→ Material for this exercise
begin
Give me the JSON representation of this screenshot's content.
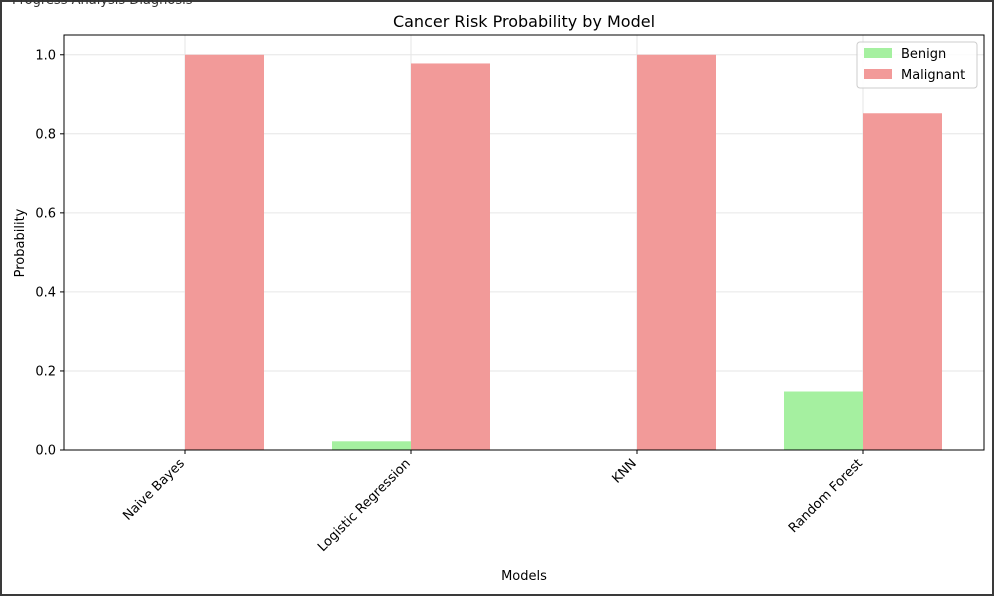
{
  "window": {
    "clipped_caption": "Progress Analysis Diagnosis"
  },
  "chart_data": {
    "type": "bar",
    "title": "Cancer Risk Probability by Model",
    "xlabel": "Models",
    "ylabel": "Probability",
    "categories": [
      "Naive Bayes",
      "Logistic Regression",
      "KNN",
      "Random Forest"
    ],
    "series": [
      {
        "name": "Benign",
        "color": "#a5f0a0",
        "values": [
          0.0,
          0.022,
          0.0,
          0.148
        ]
      },
      {
        "name": "Malignant",
        "color": "#f29a99",
        "values": [
          1.0,
          0.978,
          1.0,
          0.852
        ]
      }
    ],
    "ylim": [
      0,
      1.05
    ],
    "yticks": [
      "0.0",
      "0.2",
      "0.4",
      "0.6",
      "0.8",
      "1.0"
    ],
    "grid": true,
    "legend_position": "top-right"
  }
}
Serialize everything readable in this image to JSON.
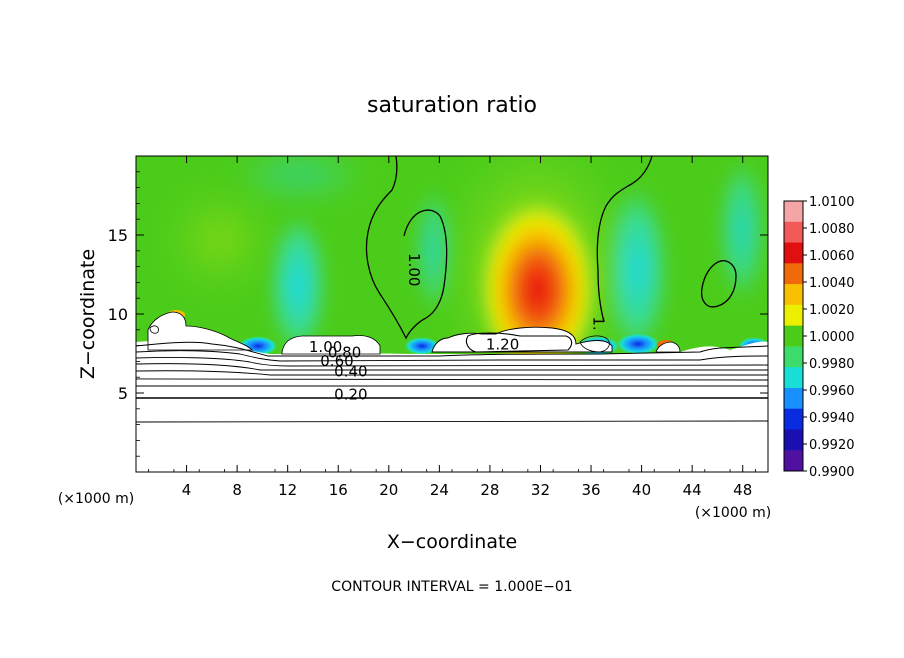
{
  "chart_data": {
    "type": "heatmap",
    "title": "saturation ratio",
    "xlabel": "X−coordinate",
    "ylabel": "Z−coordinate",
    "x_unit": "(×1000 m)",
    "z_unit": "(×1000 m)",
    "x_ticks": [
      4,
      8,
      12,
      16,
      20,
      24,
      28,
      32,
      36,
      40,
      44,
      48
    ],
    "y_ticks": [
      5,
      10,
      15
    ],
    "xlim": [
      0,
      50
    ],
    "ylim": [
      0,
      20
    ],
    "footnote": "CONTOUR INTERVAL = 1.000E−01",
    "colorbar": {
      "ticks": [
        "1.0100",
        "1.0080",
        "1.0060",
        "1.0040",
        "1.0020",
        "1.0000",
        "0.9980",
        "0.9960",
        "0.9940",
        "0.9920",
        "0.9900"
      ],
      "colors": [
        "#f4a6a6",
        "#f25a5a",
        "#e01010",
        "#f06a0a",
        "#f8c000",
        "#ecf000",
        "#4ccc1a",
        "#3cdc6c",
        "#18e0d8",
        "#1890ff",
        "#0a2ce0",
        "#1a10b0",
        "#5010a0"
      ]
    },
    "contour_labels": [
      {
        "text": "1.00",
        "x": 21.6,
        "z": 12.8,
        "rot": 90
      },
      {
        "text": "1.00",
        "x": 15.0,
        "z": 7.6,
        "rot": 0
      },
      {
        "text": "0.80",
        "x": 16.5,
        "z": 7.25,
        "rot": 0
      },
      {
        "text": "0.60",
        "x": 15.9,
        "z": 6.7,
        "rot": 0
      },
      {
        "text": "0.40",
        "x": 17.0,
        "z": 6.05,
        "rot": 0
      },
      {
        "text": "0.20",
        "x": 17.0,
        "z": 4.6,
        "rot": 0
      },
      {
        "text": "1.20",
        "x": 29.0,
        "z": 7.75,
        "rot": 0
      },
      {
        "text": "1.",
        "x": 36.2,
        "z": 9.4,
        "rot": 90
      }
    ]
  }
}
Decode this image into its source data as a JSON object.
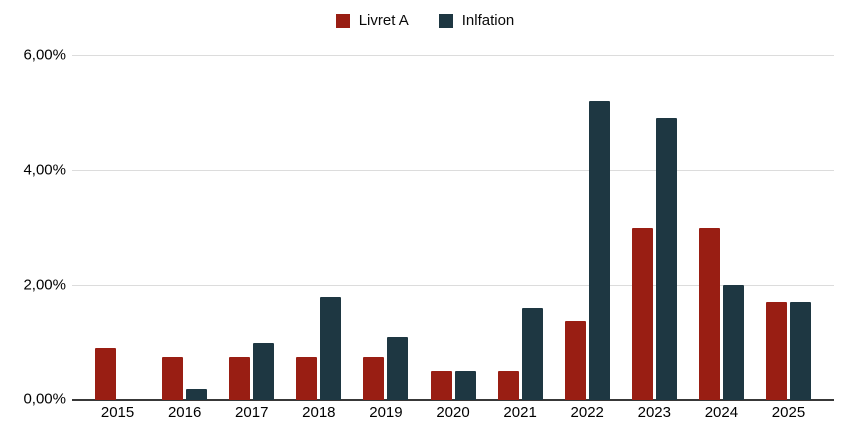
{
  "chart_data": {
    "type": "bar",
    "title": "",
    "xlabel": "",
    "ylabel": "",
    "categories": [
      "2015",
      "2016",
      "2017",
      "2018",
      "2019",
      "2020",
      "2021",
      "2022",
      "2023",
      "2024",
      "2025"
    ],
    "series": [
      {
        "name": "Livret A",
        "color": "#991e13",
        "values": [
          0.9,
          0.75,
          0.75,
          0.75,
          0.75,
          0.5,
          0.5,
          1.375,
          3.0,
          3.0,
          1.7
        ]
      },
      {
        "name": "Inlfation",
        "color": "#1e3742",
        "values": [
          0.0,
          0.2,
          1.0,
          1.8,
          1.1,
          0.5,
          1.6,
          5.2,
          4.9,
          2.0,
          1.7
        ]
      }
    ],
    "ylim": [
      0,
      6
    ],
    "y_ticks": [
      6,
      4,
      2,
      0
    ],
    "y_tick_labels": [
      "6,00%",
      "4,00%",
      "2,00%",
      "0,00%"
    ],
    "value_format": "percent-fr",
    "grid": "horizontal",
    "legend_position": "top-center",
    "colors": {
      "gridline": "#dcdcdc",
      "axis_line": "#383838",
      "text": "#000000",
      "background": "#ffffff"
    }
  }
}
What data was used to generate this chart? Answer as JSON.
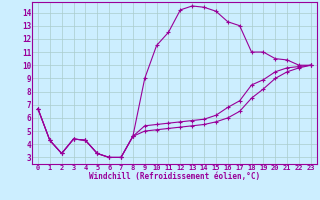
end
→ Problem requirements
From the records given above, reproduce all text exactly and exclude each picture.

→ Task solution
Give me the JSON representation of this screenshot's content.
{
  "window": {
    "clipped_caption": "Progress Analysis Diagnosis"
  },
  "chart_data": {
    "type": "bar",
    "title": "Cancer Risk Probability by Model",
    "xlabel": "Models",
    "ylabel": "Probability",
    "categories": [
      "Naive Bayes",
      "Logistic Regression",
      "KNN",
      "Random Forest"
    ],
    "series": [
      {
        "name": "Benign",
        "color": "#a5f0a0",
        "values": [
          0.0,
          0.022,
          0.0,
          0.148
        ]
      },
      {
        "name": "Malignant",
        "color": "#f29a99",
        "values": [
          1.0,
          0.978,
          1.0,
          0.852
        ]
      }
    ],
    "ylim": [
      0,
      1.05
    ],
    "yticks": [
      "0.0",
      "0.2",
      "0.4",
      "0.6",
      "0.8",
      "1.0"
    ],
    "grid": true,
    "legend_position": "top-right"
  }
}
Serialize everything readable in this image to JSON.
{
  "chart_data": {
    "type": "heatmap",
    "title": "saturation ratio",
    "xlabel": "X−coordinate",
    "ylabel": "Z−coordinate",
    "x_unit": "(×1000 m)",
    "z_unit": "(×1000 m)",
    "x_ticks": [
      4,
      8,
      12,
      16,
      20,
      24,
      28,
      32,
      36,
      40,
      44,
      48
    ],
    "y_ticks": [
      5,
      10,
      15
    ],
    "xlim": [
      0,
      50
    ],
    "ylim": [
      0,
      20
    ],
    "footnote": "CONTOUR INTERVAL = 1.000E−01",
    "colorbar": {
      "ticks": [
        "1.0100",
        "1.0080",
        "1.0060",
        "1.0040",
        "1.0020",
        "1.0000",
        "0.9980",
        "0.9960",
        "0.9940",
        "0.9920",
        "0.9900"
      ],
      "colors": [
        "#f4a6a6",
        "#f25a5a",
        "#e01010",
        "#f06a0a",
        "#f8c000",
        "#ecf000",
        "#4ccc1a",
        "#3cdc6c",
        "#18e0d8",
        "#1890ff",
        "#0a2ce0",
        "#1a10b0",
        "#5010a0"
      ]
    },
    "contour_labels": [
      {
        "text": "1.00",
        "x": 21.6,
        "z": 12.8,
        "rot": 90
      },
      {
        "text": "1.00",
        "x": 15.0,
        "z": 7.6,
        "rot": 0
      },
      {
        "text": "0.80",
        "x": 16.5,
        "z": 7.25,
        "rot": 0
      },
      {
        "text": "0.60",
        "x": 15.9,
        "z": 6.7,
        "rot": 0
      },
      {
        "text": "0.40",
        "x": 17.0,
        "z": 6.05,
        "rot": 0
      },
      {
        "text": "0.20",
        "x": 17.0,
        "z": 4.6,
        "rot": 0
      },
      {
        "text": "1.20",
        "x": 29.0,
        "z": 7.75,
        "rot": 0
      },
      {
        "text": "1.",
        "x": 36.2,
        "z": 9.4,
        "rot": 90
      }
    ]
  }
}
Decode this image into its source data as a JSON object.
{
  "chart_data": {
    "type": "bar",
    "title": "",
    "xlabel": "",
    "ylabel": "",
    "categories": [
      "2015",
      "2016",
      "2017",
      "2018",
      "2019",
      "2020",
      "2021",
      "2022",
      "2023",
      "2024",
      "2025"
    ],
    "series": [
      {
        "name": "Livret A",
        "color": "#991e13",
        "values": [
          0.9,
          0.75,
          0.75,
          0.75,
          0.75,
          0.5,
          0.5,
          1.375,
          3.0,
          3.0,
          1.7
        ]
      },
      {
        "name": "Inlfation",
        "color": "#1e3742",
        "values": [
          0.0,
          0.2,
          1.0,
          1.8,
          1.1,
          0.5,
          1.6,
          5.2,
          4.9,
          2.0,
          1.7
        ]
      }
    ],
    "ylim": [
      0,
      6
    ],
    "y_ticks": [
      6,
      4,
      2,
      0
    ],
    "y_tick_labels": [
      "6,00%",
      "4,00%",
      "2,00%",
      "0,00%"
    ],
    "value_format": "percent-fr",
    "grid": "horizontal",
    "legend_position": "top-center",
    "colors": {
      "gridline": "#dcdcdc",
      "axis_line": "#383838",
      "text": "#000000",
      "background": "#ffffff"
    }
  }
}
What data was used to generate this chart? Answer as JSON.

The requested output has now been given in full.